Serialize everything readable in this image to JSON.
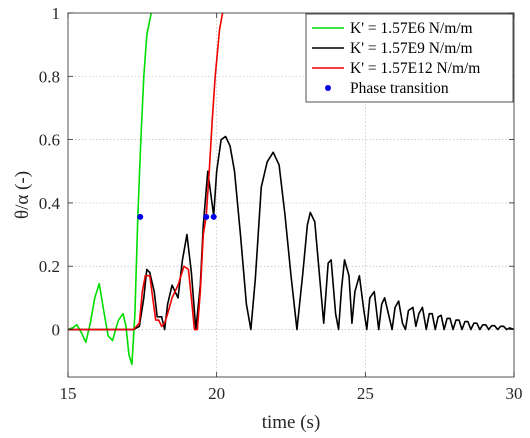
{
  "chart_data": {
    "type": "line",
    "title": "",
    "xlabel": "time (s)",
    "ylabel": "θ/α (-)",
    "xlim": [
      15,
      30
    ],
    "ylim": [
      -0.15,
      1.0
    ],
    "xticks": [
      15,
      20,
      25,
      30
    ],
    "yticks": [
      0,
      0.2,
      0.4,
      0.6,
      0.8,
      1
    ],
    "xtick_labels": [
      "15",
      "20",
      "25",
      "30"
    ],
    "ytick_labels": [
      "0",
      "0.2",
      "0.4",
      "0.6",
      "0.8",
      "1"
    ],
    "grid": true,
    "grid_style": "dotted",
    "legend_position": "top-right",
    "series": [
      {
        "name": "K' = 1.57E6 N/m/m",
        "color": "#00dd00",
        "x": [
          15.0,
          15.15,
          15.3,
          15.45,
          15.6,
          15.75,
          15.9,
          16.05,
          16.2,
          16.35,
          16.5,
          16.6,
          16.7,
          16.85,
          16.95,
          17.05,
          17.15,
          17.25,
          17.35,
          17.45,
          17.55,
          17.65,
          17.8
        ],
        "y": [
          0.0,
          0.005,
          0.015,
          -0.01,
          -0.04,
          0.02,
          0.1,
          0.145,
          0.06,
          -0.02,
          -0.035,
          0.0,
          0.03,
          0.05,
          0.01,
          -0.08,
          -0.11,
          0.05,
          0.36,
          0.6,
          0.8,
          0.93,
          1.0
        ]
      },
      {
        "name": "K' = 1.57E9 N/m/m",
        "color": "#000000",
        "x": [
          15.0,
          16.5,
          17.2,
          17.4,
          17.55,
          17.65,
          17.75,
          17.9,
          18.0,
          18.15,
          18.25,
          18.35,
          18.5,
          18.7,
          18.85,
          19.0,
          19.15,
          19.3,
          19.45,
          19.55,
          19.7,
          19.9,
          20.0,
          20.15,
          20.3,
          20.45,
          20.6,
          20.8,
          21.0,
          21.15,
          21.3,
          21.5,
          21.7,
          21.9,
          22.1,
          22.3,
          22.5,
          22.7,
          22.9,
          23.05,
          23.15,
          23.3,
          23.45,
          23.6,
          23.75,
          23.85,
          24.0,
          24.1,
          24.2,
          24.3,
          24.45,
          24.55,
          24.65,
          24.8,
          24.95,
          25.05,
          25.15,
          25.3,
          25.45,
          25.55,
          25.65,
          25.8,
          25.9,
          26.0,
          26.12,
          26.25,
          26.35,
          26.45,
          26.6,
          26.7,
          26.8,
          26.92,
          27.05,
          27.15,
          27.25,
          27.35,
          27.45,
          27.55,
          27.65,
          27.75,
          27.85,
          27.95,
          28.05,
          28.15,
          28.25,
          28.35,
          28.45,
          28.55,
          28.65,
          28.75,
          28.85,
          28.95,
          29.05,
          29.15,
          29.25,
          29.35,
          29.45,
          29.55,
          29.65,
          29.75,
          29.85,
          30.0
        ],
        "y": [
          0.0,
          0.0,
          0.0,
          0.01,
          0.1,
          0.19,
          0.18,
          0.12,
          0.04,
          0.04,
          0.0,
          0.08,
          0.14,
          0.1,
          0.22,
          0.3,
          0.18,
          0.0,
          0.14,
          0.33,
          0.5,
          0.36,
          0.5,
          0.6,
          0.61,
          0.58,
          0.5,
          0.3,
          0.08,
          0.0,
          0.16,
          0.45,
          0.53,
          0.56,
          0.52,
          0.36,
          0.17,
          0.0,
          0.18,
          0.33,
          0.37,
          0.34,
          0.18,
          0.02,
          0.21,
          0.22,
          0.05,
          0.0,
          0.13,
          0.22,
          0.17,
          0.02,
          0.12,
          0.17,
          0.06,
          0.0,
          0.1,
          0.12,
          0.0,
          0.08,
          0.1,
          0.04,
          0.0,
          0.07,
          0.09,
          0.02,
          0.0,
          0.06,
          0.07,
          0.01,
          0.05,
          0.07,
          0.0,
          0.05,
          0.05,
          0.0,
          0.04,
          0.045,
          0.0,
          0.035,
          0.035,
          0.0,
          0.03,
          0.03,
          0.0,
          0.025,
          0.025,
          0.0,
          0.02,
          0.02,
          0.0,
          0.015,
          0.015,
          0.0,
          0.012,
          0.012,
          0.0,
          0.01,
          0.01,
          0.0,
          0.005,
          0.0
        ]
      },
      {
        "name": "K' = 1.57E12 N/m/m",
        "color": "#ee0000",
        "x": [
          15.0,
          16.5,
          17.2,
          17.4,
          17.5,
          17.6,
          17.75,
          17.85,
          17.95,
          18.05,
          18.15,
          18.25,
          18.35,
          18.5,
          18.7,
          18.9,
          19.05,
          19.15,
          19.25,
          19.35,
          19.45,
          19.55,
          19.65,
          19.75,
          19.85,
          19.95,
          20.1,
          20.2
        ],
        "y": [
          0.0,
          0.0,
          0.0,
          0.02,
          0.12,
          0.17,
          0.17,
          0.1,
          0.03,
          0.03,
          0.01,
          0.02,
          0.05,
          0.1,
          0.14,
          0.2,
          0.19,
          0.1,
          0.0,
          0.0,
          0.12,
          0.3,
          0.36,
          0.5,
          0.66,
          0.8,
          0.95,
          1.0
        ]
      },
      {
        "name": "Phase transition",
        "color": "#0000ee",
        "marker": "dot",
        "x": [
          17.43,
          19.65,
          19.9
        ],
        "y": [
          0.356,
          0.356,
          0.356
        ]
      }
    ]
  }
}
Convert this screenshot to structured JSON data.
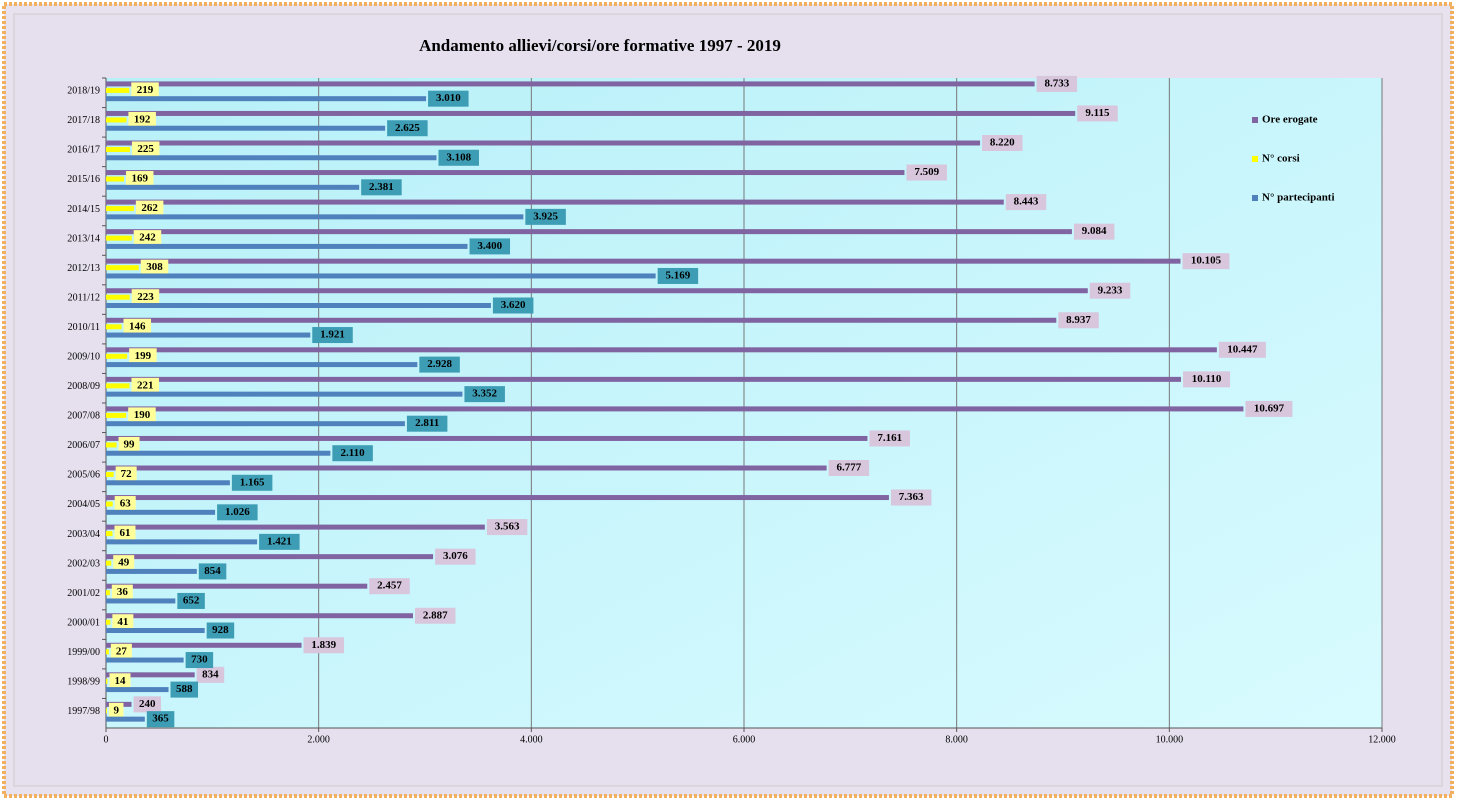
{
  "chart_data": {
    "type": "hbar",
    "title": "Andamento allievi/corsi/ore formative 1997 - 2019",
    "categories": [
      "1997/98",
      "1998/99",
      "1999/00",
      "2000/01",
      "2001/02",
      "2002/03",
      "2003/04",
      "2004/05",
      "2005/06",
      "2006/07",
      "2007/08",
      "2008/09",
      "2009/10",
      "2010/11",
      "2011/12",
      "2012/13",
      "2013/14",
      "2014/15",
      "2015/16",
      "2016/17",
      "2017/18",
      "2018/19"
    ],
    "series": [
      {
        "name": "Ore erogate",
        "color": "#8064a2",
        "values": [
          240,
          834,
          1839,
          2887,
          2457,
          3076,
          3563,
          7363,
          6777,
          7161,
          10697,
          10110,
          10447,
          8937,
          9233,
          10105,
          9084,
          8443,
          7509,
          8220,
          9115,
          8733
        ],
        "value_labels": [
          "240",
          "834",
          "1.839",
          "2.887",
          "2.457",
          "3.076",
          "3.563",
          "7.363",
          "6.777",
          "7.161",
          "10.697",
          "10.110",
          "10.447",
          "8.937",
          "9.233",
          "10.105",
          "9.084",
          "8.443",
          "7.509",
          "8.220",
          "9.115",
          "8.733"
        ]
      },
      {
        "name": "N° corsi",
        "color": "#ffff00",
        "values": [
          9,
          14,
          27,
          41,
          36,
          49,
          61,
          63,
          72,
          99,
          190,
          221,
          199,
          146,
          223,
          308,
          242,
          262,
          169,
          225,
          192,
          219
        ]
      },
      {
        "name": "N° partecipanti",
        "color": "#4f81bd",
        "values": [
          365,
          588,
          730,
          928,
          652,
          854,
          1421,
          1026,
          1165,
          2110,
          2811,
          3352,
          2928,
          1921,
          3620,
          5169,
          3400,
          3925,
          2381,
          3108,
          2625,
          3010
        ],
        "value_labels": [
          "365",
          "588",
          "730",
          "928",
          "652",
          "854",
          "1.421",
          "1.026",
          "1.165",
          "2.110",
          "2.811",
          "3.352",
          "2.928",
          "1.921",
          "3.620",
          "5.169",
          "3.400",
          "3.925",
          "2.381",
          "3.108",
          "2.625",
          "3.010"
        ]
      }
    ],
    "xlim": [
      0,
      12000
    ],
    "xticks": [
      0,
      {
        "value": 2000,
        "label": "2.000"
      },
      {
        "value": 4000,
        "label": "4.000"
      },
      {
        "value": 6000,
        "label": "6.000"
      },
      {
        "value": 8000,
        "label": "8.000"
      },
      {
        "value": 10000,
        "label": "10.000"
      },
      {
        "value": 12000,
        "label": "12.000"
      }
    ],
    "grid": true,
    "legend": "right"
  }
}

*Brief*.
Each line in the data that holds the string "JSON" should be found and copied.

*Full answer*.
Serialize everything readable in this image to JSON.
Convert this screenshot to structured JSON data.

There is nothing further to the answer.